#### [TASK DIRECTIONS]
Gather, from the data below, each line in which the word "name" occurs.

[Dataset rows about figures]
☆ ☆ ☆ ☆

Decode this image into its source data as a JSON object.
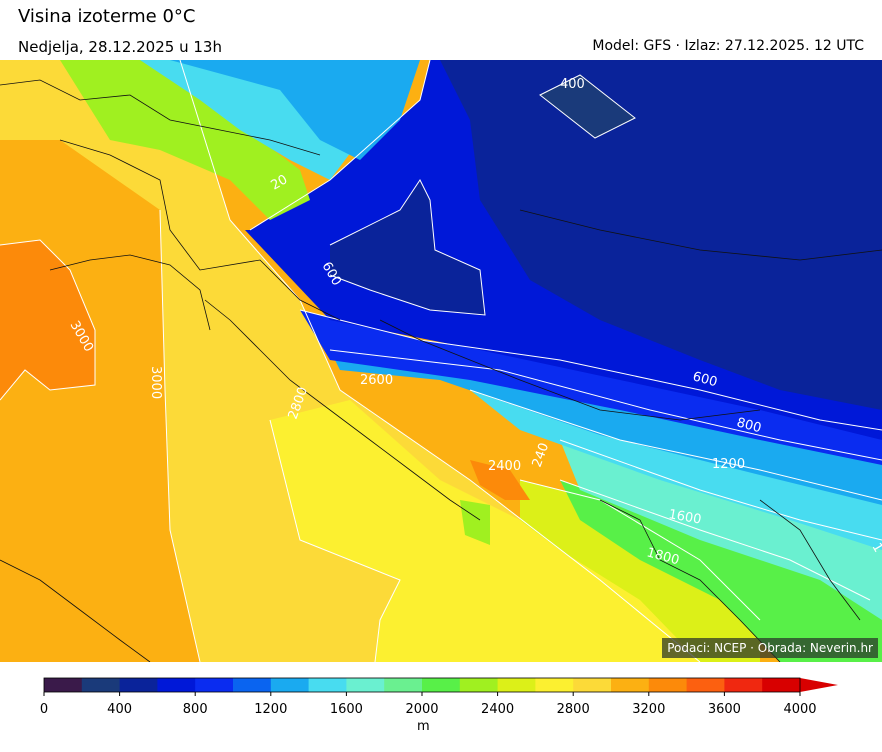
{
  "header": {
    "title": "Visina izoterme 0°C",
    "date": "Nedjelja, 28.12.2025 u 13h",
    "model": "Model: GFS · Izlaz: 27.12.2025. 12 UTC"
  },
  "credit": "Podaci: NCEP · Obrada: Neverin.hr",
  "contour_labels": [
    "400",
    "600",
    "600",
    "800",
    "1200",
    "1600",
    "1800",
    "2600",
    "2800",
    "3000",
    "3000",
    "1",
    "20",
    "2400",
    "240"
  ],
  "colorbar": {
    "unit": "m",
    "ticks": [
      "0",
      "400",
      "800",
      "1200",
      "1600",
      "2000",
      "2400",
      "2800",
      "3200",
      "3600",
      "4000"
    ],
    "colors": [
      "#3a1a4a",
      "#1a3a7a",
      "#0a239a",
      "#0018d8",
      "#0a2cf0",
      "#0a64f0",
      "#1aaaf0",
      "#48dcf0",
      "#6af0d0",
      "#6af090",
      "#58f048",
      "#a0f020",
      "#dcf018",
      "#fcf030",
      "#fcda38",
      "#fcb012",
      "#fc8a0a",
      "#fc6010",
      "#f02810",
      "#d80000"
    ]
  },
  "palette": {
    "deep": "#0a239a",
    "blue": "#0018d8",
    "mid_blue": "#0a2cf0",
    "azure": "#1aaaf0",
    "cyan": "#48dcf0",
    "aqua": "#6af0d0",
    "green": "#58f048",
    "lime": "#dcf018",
    "yellow": "#fcf030",
    "gold": "#fcda38",
    "orange_light": "#fcb012",
    "orange": "#fc8a0a"
  }
}
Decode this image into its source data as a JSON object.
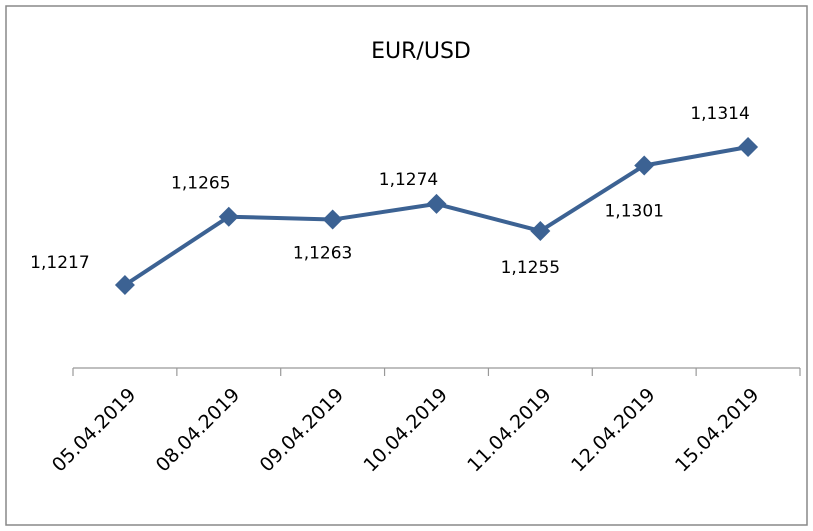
{
  "chart_data": {
    "type": "line",
    "title": "EUR/USD",
    "categories": [
      "05.04.2019",
      "08.04.2019",
      "09.04.2019",
      "10.04.2019",
      "11.04.2019",
      "12.04.2019",
      "15.04.2019"
    ],
    "values": [
      1.1217,
      1.1265,
      1.1263,
      1.1274,
      1.1255,
      1.1301,
      1.1314
    ],
    "value_labels": [
      "1,1217",
      "1,1265",
      "1,1263",
      "1,1274",
      "1,1255",
      "1,1301",
      "1,1314"
    ],
    "color": "#3c6293"
  }
}
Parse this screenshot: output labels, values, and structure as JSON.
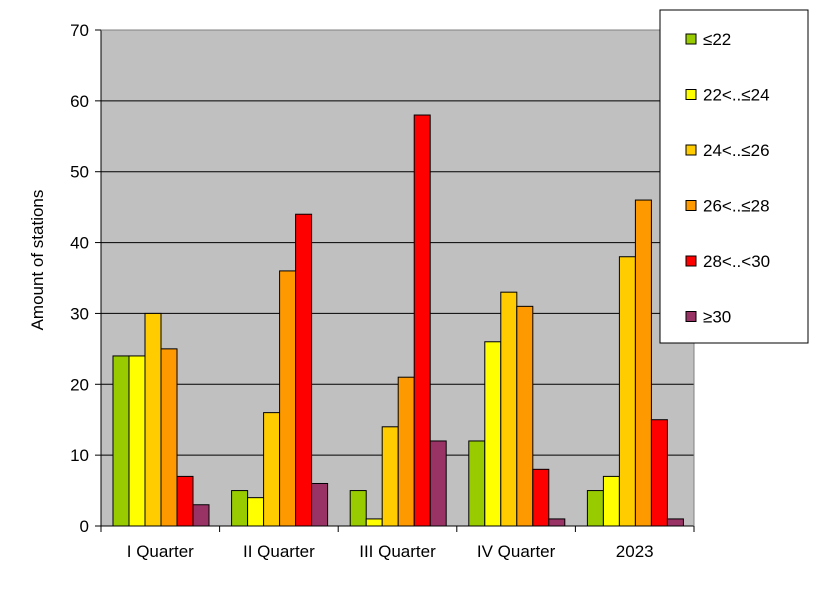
{
  "chart_data": {
    "type": "bar",
    "title": "",
    "xlabel": "",
    "ylabel": "Amount  of stations",
    "ylim": [
      0,
      70
    ],
    "yticks": [
      0,
      10,
      20,
      30,
      40,
      50,
      60,
      70
    ],
    "grid": true,
    "plot_background": "#c0c0c0",
    "legend_position": "right",
    "categories": [
      "I Quarter",
      "II Quarter",
      "III Quarter",
      "IV Quarter",
      "2023"
    ],
    "series": [
      {
        "name": "≤22",
        "color": "#99cc00",
        "values": [
          24,
          5,
          5,
          12,
          5
        ]
      },
      {
        "name": "22<..≤24",
        "color": "#ffff00",
        "values": [
          24,
          4,
          1,
          26,
          7
        ]
      },
      {
        "name": "24<..≤26",
        "color": "#ffcc00",
        "values": [
          30,
          16,
          14,
          33,
          38
        ]
      },
      {
        "name": "26<..≤28",
        "color": "#ff9900",
        "values": [
          25,
          36,
          21,
          31,
          46
        ]
      },
      {
        "name": "28<..<30",
        "color": "#ff0000",
        "values": [
          7,
          44,
          58,
          8,
          15
        ]
      },
      {
        "name": "≥30",
        "color": "#993366",
        "values": [
          3,
          6,
          12,
          1,
          1
        ]
      }
    ]
  }
}
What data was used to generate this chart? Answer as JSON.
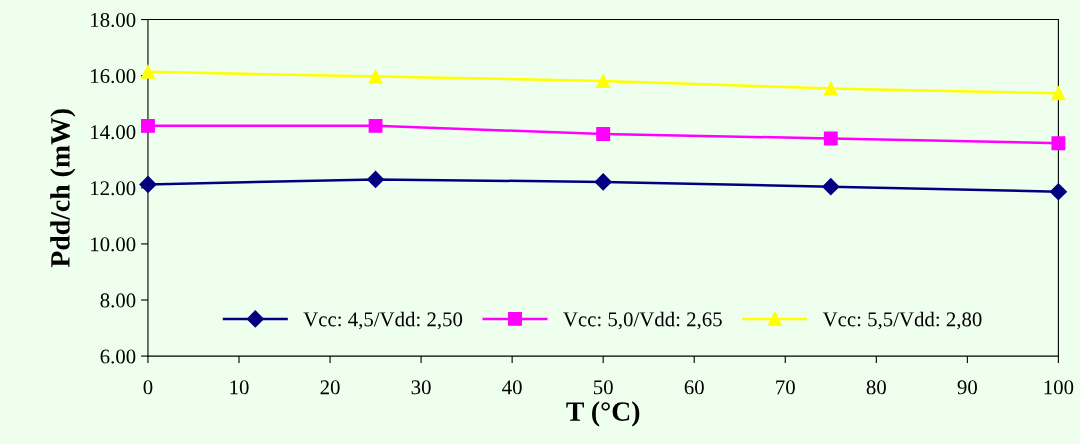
{
  "chart_data": {
    "type": "line",
    "xlabel": "T (°C)",
    "ylabel": "Pdd/ch (mW)",
    "x": [
      0,
      25,
      50,
      75,
      100
    ],
    "series": [
      {
        "name": "Vcc: 4,5/Vdd: 2,50",
        "color": "#000080",
        "marker": "diamond",
        "values": [
          12.12,
          12.3,
          12.21,
          12.04,
          11.86
        ]
      },
      {
        "name": "Vcc: 5,0/Vdd: 2,65",
        "color": "#ff00ff",
        "marker": "square",
        "values": [
          14.21,
          14.21,
          13.92,
          13.76,
          13.59
        ]
      },
      {
        "name": "Vcc: 5,5/Vdd: 2,80",
        "color": "#ffff00",
        "marker": "triangle",
        "values": [
          16.14,
          15.97,
          15.81,
          15.54,
          15.37
        ]
      }
    ],
    "xlim": [
      0,
      100
    ],
    "xticks": [
      0,
      10,
      20,
      30,
      40,
      50,
      60,
      70,
      80,
      90,
      100
    ],
    "ylim": [
      6,
      18
    ],
    "yticks": [
      {
        "value": 6,
        "label": "6.00"
      },
      {
        "value": 8,
        "label": "8.00"
      },
      {
        "value": 10,
        "label": "10.00"
      },
      {
        "value": 12,
        "label": "12.00"
      },
      {
        "value": 14,
        "label": "14.00"
      },
      {
        "value": 16,
        "label": "16.00"
      },
      {
        "value": 18,
        "label": "18.00"
      }
    ],
    "grid": false,
    "legend": "bottom",
    "line_style": "solid"
  }
}
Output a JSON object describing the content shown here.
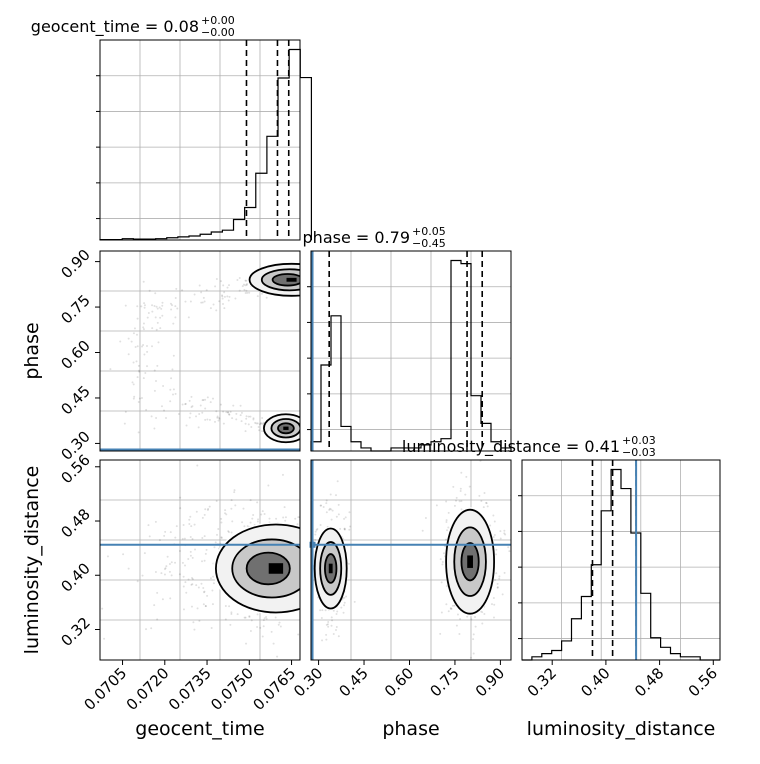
{
  "chart_data": [
    {
      "type": "histogram",
      "panel": "1d",
      "parameter": "geocent_time",
      "title": {
        "prefix": "geocent_time = 0.08",
        "sup": "+0.00",
        "sub": "−0.00"
      },
      "xlim": [
        0.0697,
        0.0768
      ],
      "bins": {
        "start": 0.0697,
        "width": 0.000395,
        "counts": [
          1,
          1,
          3,
          2,
          2,
          3,
          5,
          7,
          9,
          13,
          18,
          22,
          46,
          73,
          150,
          233,
          364,
          428,
          365
        ]
      },
      "quantiles": [
        0.0749,
        0.076,
        0.0764
      ],
      "grid": true
    },
    {
      "type": "histogram",
      "panel": "1d",
      "parameter": "phase",
      "title": {
        "prefix": "phase = 0.79",
        "sup": "+0.05",
        "sub": "−0.45"
      },
      "xlim": [
        0.275,
        0.935
      ],
      "bins": {
        "start": 0.275,
        "width": 0.033,
        "counts": [
          3,
          28,
          44,
          8,
          3,
          1,
          0,
          0,
          1,
          1,
          1,
          2,
          3,
          4,
          62,
          61,
          18,
          9,
          3,
          1
        ]
      },
      "quantiles": [
        0.335,
        0.79,
        0.84
      ],
      "truth": 0.28,
      "grid": true
    },
    {
      "type": "histogram",
      "panel": "1d",
      "parameter": "luminosity_distance",
      "title": {
        "prefix": "luminosity_distance = 0.41",
        "sup": "+0.03",
        "sub": "−0.03"
      },
      "xlim": [
        0.275,
        0.57
      ],
      "xticks": [
        "0.32",
        "0.40",
        "0.48",
        "0.56"
      ],
      "xlabel": "luminosity_distance",
      "bins": {
        "start": 0.275,
        "width": 0.01475,
        "counts": [
          0,
          1,
          2,
          3,
          6,
          13,
          20,
          30,
          47,
          60,
          54,
          40,
          21,
          7,
          4,
          2,
          1,
          1,
          0,
          0
        ]
      },
      "quantiles": [
        0.38,
        0.41,
        0.445
      ],
      "truth": 0.445,
      "grid": true
    },
    {
      "type": "contour",
      "panel": "2d",
      "x_parameter": "geocent_time",
      "y_parameter": "phase",
      "xlim": [
        0.0697,
        0.0768
      ],
      "ylim": [
        0.275,
        0.935
      ],
      "yticks": [
        "0.30",
        "0.45",
        "0.60",
        "0.75",
        "0.90"
      ],
      "ylabel": "phase",
      "modes": [
        {
          "x": 0.0765,
          "y": 0.84
        },
        {
          "x": 0.0763,
          "y": 0.35
        }
      ],
      "truth_y": 0.28
    },
    {
      "type": "contour",
      "panel": "2d",
      "x_parameter": "geocent_time",
      "y_parameter": "luminosity_distance",
      "xlim": [
        0.0697,
        0.0768
      ],
      "ylim": [
        0.275,
        0.57
      ],
      "xticks": [
        "0.0705",
        "0.0720",
        "0.0735",
        "0.0750",
        "0.0765"
      ],
      "yticks": [
        "0.32",
        "0.40",
        "0.48",
        "0.56"
      ],
      "xlabel": "geocent_time",
      "ylabel": "luminosity_distance",
      "modes": [
        {
          "x": 0.0763,
          "y": 0.41
        }
      ],
      "truth_y": 0.445
    },
    {
      "type": "contour",
      "panel": "2d",
      "x_parameter": "phase",
      "y_parameter": "luminosity_distance",
      "xlim": [
        0.275,
        0.935
      ],
      "ylim": [
        0.275,
        0.57
      ],
      "xticks": [
        "0.30",
        "0.45",
        "0.60",
        "0.75",
        "0.90"
      ],
      "xlabel": "phase",
      "modes": [
        {
          "x": 0.34,
          "y": 0.41
        },
        {
          "x": 0.8,
          "y": 0.42
        }
      ],
      "truth_x": 0.28,
      "truth_y": 0.445
    }
  ]
}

☆ ☆ ☆ ☆

#### [RESULT]
        "name": "≤22",
        "name": "22<..≤24",
        "name": "24<..≤26",
        "name": "26<..≤28",
        "name": "28<..<30",
        "name": "≥30",
        "name": "Vcc: 4,5/Vdd: 2,50",
        "name": "Vcc: 5,0/Vdd: 2,65",
        "name": "Vcc: 5,5/Vdd: 2,80",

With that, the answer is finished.